* Begin *

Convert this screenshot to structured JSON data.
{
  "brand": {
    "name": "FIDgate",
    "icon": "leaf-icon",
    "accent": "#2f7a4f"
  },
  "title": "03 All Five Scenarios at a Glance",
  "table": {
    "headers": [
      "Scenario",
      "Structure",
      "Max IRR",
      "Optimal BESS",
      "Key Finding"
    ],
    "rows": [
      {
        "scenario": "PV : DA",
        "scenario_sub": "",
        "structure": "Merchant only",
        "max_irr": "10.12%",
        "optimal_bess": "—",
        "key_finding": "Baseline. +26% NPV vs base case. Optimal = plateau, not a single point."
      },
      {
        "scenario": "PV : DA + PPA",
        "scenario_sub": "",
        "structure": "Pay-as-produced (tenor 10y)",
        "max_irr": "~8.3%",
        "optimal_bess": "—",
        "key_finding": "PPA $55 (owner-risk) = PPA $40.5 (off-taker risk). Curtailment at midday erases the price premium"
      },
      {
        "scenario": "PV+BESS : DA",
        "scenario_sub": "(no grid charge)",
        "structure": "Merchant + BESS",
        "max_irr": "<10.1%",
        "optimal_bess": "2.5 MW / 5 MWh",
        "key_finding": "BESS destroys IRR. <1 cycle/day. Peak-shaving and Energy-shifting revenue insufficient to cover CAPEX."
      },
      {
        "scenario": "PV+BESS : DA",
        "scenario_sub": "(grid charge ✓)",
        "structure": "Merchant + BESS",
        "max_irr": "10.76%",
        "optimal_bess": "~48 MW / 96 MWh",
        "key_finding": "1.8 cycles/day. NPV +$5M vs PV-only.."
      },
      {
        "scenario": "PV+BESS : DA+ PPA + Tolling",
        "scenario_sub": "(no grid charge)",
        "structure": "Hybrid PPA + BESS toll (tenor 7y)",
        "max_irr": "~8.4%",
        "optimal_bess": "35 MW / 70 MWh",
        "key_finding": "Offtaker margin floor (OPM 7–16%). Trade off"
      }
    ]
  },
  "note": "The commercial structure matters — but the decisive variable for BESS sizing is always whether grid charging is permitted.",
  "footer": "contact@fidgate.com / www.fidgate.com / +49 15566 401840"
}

* End *

== EXERCISE GOAL ==
Copy out the whole listing exactly; please set it all down.

== EXERCISE ANSWER ==
Convert this screenshot to structured JSON data.
{
  "brand": {
    "name": "FIDgate",
    "icon": "leaf-icon",
    "accent": "#2f7a4f"
  },
  "title": "03 All Five Scenarios at a Glance",
  "table": {
    "headers": [
      "Scenario",
      "Structure",
      "Max IRR",
      "Optimal BESS",
      "Key Finding"
    ],
    "rows": [
      {
        "scenario": "PV : DA",
        "scenario_sub": "",
        "structure": "Merchant only",
        "max_irr": "10.12%",
        "optimal_bess": "—",
        "key_finding": "Baseline. +26% NPV vs base case. Optimal = plateau, not a single point."
      },
      {
        "scenario": "PV : DA + PPA",
        "scenario_sub": "",
        "structure": "Pay-as-produced (tenor 10y)",
        "max_irr": "~8.3%",
        "optimal_bess": "—",
        "key_finding": "PPA $55 (owner-risk) = PPA $40.5 (off-taker risk). Curtailment at midday erases the price premium"
      },
      {
        "scenario": "PV+BESS : DA",
        "scenario_sub": "(no grid charge)",
        "structure": "Merchant + BESS",
        "max_irr": "<10.1%",
        "optimal_bess": "2.5 MW / 5 MWh",
        "key_finding": "BESS destroys IRR. <1 cycle/day. Peak-shaving and Energy-shifting revenue insufficient to cover CAPEX."
      },
      {
        "scenario": "PV+BESS : DA",
        "scenario_sub": "(grid charge ✓)",
        "structure": "Merchant + BESS",
        "max_irr": "10.76%",
        "optimal_bess": "~48 MW / 96 MWh",
        "key_finding": "1.8 cycles/day. NPV +$5M vs PV-only.."
      },
      {
        "scenario": "PV+BESS : DA+ PPA + Tolling",
        "scenario_sub": "(no grid charge)",
        "structure": "Hybrid PPA + BESS toll (tenor 7y)",
        "max_irr": "~8.4%",
        "optimal_bess": "35 MW / 70 MWh",
        "key_finding": "Offtaker margin floor (OPM 7–16%). Trade off"
      }
    ]
  },
  "note": "The commercial structure matters — but the decisive variable for BESS sizing is always whether grid charging is permitted.",
  "footer": "contact@fidgate.com / www.fidgate.com / +49 15566 401840"
}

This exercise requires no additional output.